• _WHAT TO DO_
Pull every line containing "title" out of the material below.

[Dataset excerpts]
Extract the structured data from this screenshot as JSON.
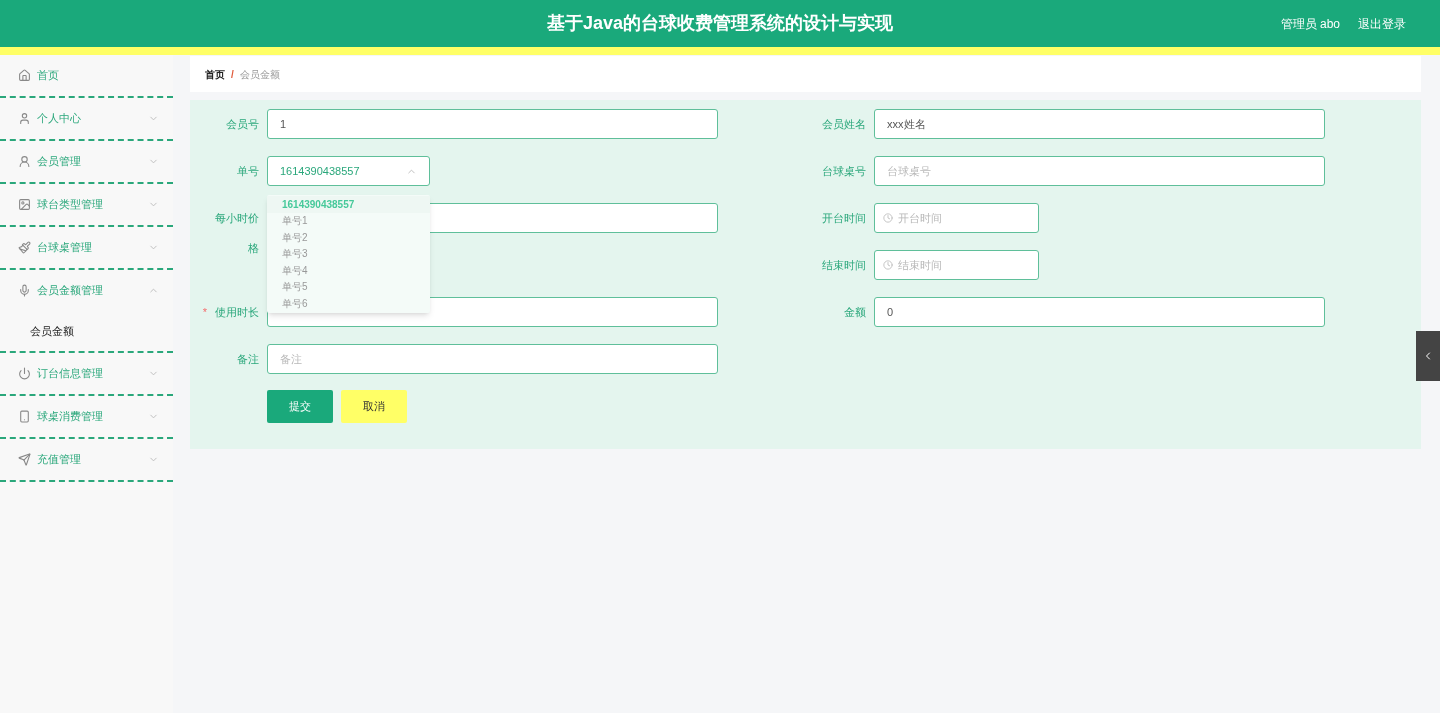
{
  "header": {
    "title": "基于Java的台球收费管理系统的设计与实现",
    "user": "管理员 abo",
    "logout": "退出登录"
  },
  "sidebar": {
    "items": [
      {
        "label": "首页"
      },
      {
        "label": "个人中心",
        "expanded": false
      },
      {
        "label": "会员管理",
        "expanded": false
      },
      {
        "label": "球台类型管理",
        "expanded": false
      },
      {
        "label": "台球桌管理",
        "expanded": false
      },
      {
        "label": "会员金额管理",
        "expanded": true,
        "children": [
          {
            "label": "会员金额",
            "selected": true
          }
        ]
      },
      {
        "label": "订台信息管理",
        "expanded": false
      },
      {
        "label": "球桌消费管理",
        "expanded": false
      },
      {
        "label": "充值管理",
        "expanded": false
      }
    ]
  },
  "breadcrumb": {
    "items": [
      "首页",
      "会员金额"
    ],
    "separator": "/"
  },
  "form": {
    "rows": [
      {
        "left": {
          "label": "会员号",
          "kind": "text",
          "value": "1"
        },
        "right": {
          "label": "会员姓名",
          "kind": "text",
          "value": "xxx姓名"
        }
      },
      {
        "left": {
          "label": "单号",
          "kind": "select",
          "value": "1614390438557",
          "expanded": true,
          "options": [
            {
              "label": "1614390438557",
              "selected": true
            },
            {
              "label": "单号1",
              "selected": false
            },
            {
              "label": "单号2",
              "selected": false
            },
            {
              "label": "单号3",
              "selected": false
            },
            {
              "label": "单号4",
              "selected": false
            },
            {
              "label": "单号5",
              "selected": false
            },
            {
              "label": "单号6",
              "selected": false
            }
          ]
        },
        "right": {
          "label": "台球桌号",
          "kind": "text",
          "placeholder": "台球桌号"
        }
      },
      {
        "left": {
          "label": "每小时价格",
          "kind": "text"
        },
        "right": {
          "label": "开台时间",
          "kind": "date",
          "placeholder": "开台时间"
        }
      },
      {
        "right": {
          "label": "结束时间",
          "kind": "date",
          "placeholder": "结束时间"
        }
      },
      {
        "left": {
          "label": "使用时长",
          "kind": "text",
          "required_mark": "*"
        },
        "right": {
          "label": "金额",
          "kind": "text",
          "value": "0"
        }
      },
      {
        "left": {
          "label": "备注",
          "kind": "text",
          "placeholder": "备注"
        }
      }
    ],
    "buttons": [
      {
        "label": "提交",
        "kind": "primary"
      },
      {
        "label": "取消",
        "kind": "cancel"
      }
    ]
  }
}
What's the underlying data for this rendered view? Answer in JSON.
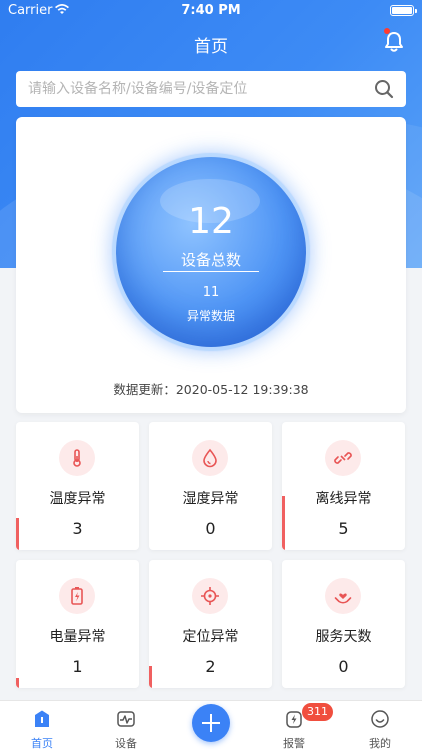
{
  "status_bar": {
    "carrier": "Carrier",
    "time": "7:40 PM"
  },
  "header": {
    "title": "首页",
    "bell_icon": "bell-icon"
  },
  "search": {
    "placeholder": "请输入设备名称/设备编号/设备定位",
    "icon": "search-icon"
  },
  "overview": {
    "device_total": "12",
    "device_total_label": "设备总数",
    "abnormal_count": "11",
    "abnormal_label": "异常数据",
    "update_text": "数据更新：2020-05-12 19:39:38"
  },
  "stats": [
    {
      "label": "温度异常",
      "value": "3",
      "icon": "thermometer-icon",
      "level": 0.25
    },
    {
      "label": "湿度异常",
      "value": "0",
      "icon": "droplet-icon",
      "level": 0
    },
    {
      "label": "离线异常",
      "value": "5",
      "icon": "broken-link-icon",
      "level": 0.42
    },
    {
      "label": "电量异常",
      "value": "1",
      "icon": "battery-charging-icon",
      "level": 0.08
    },
    {
      "label": "定位异常",
      "value": "2",
      "icon": "crosshair-icon",
      "level": 0.17
    },
    {
      "label": "服务天数",
      "value": "0",
      "icon": "hand-heart-icon",
      "level": 0
    }
  ],
  "colors": {
    "primary": "#3b82f6",
    "alert": "#f06060",
    "badge": "#f04e3e"
  },
  "tabbar": {
    "home": "首页",
    "devices": "设备",
    "alarm": "报警",
    "alarm_badge": "311",
    "mine": "我的"
  }
}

• _FULL RESPONSE_
    "title": "基于Java的台球收费管理系统的设计与实现",
    "title": "首页",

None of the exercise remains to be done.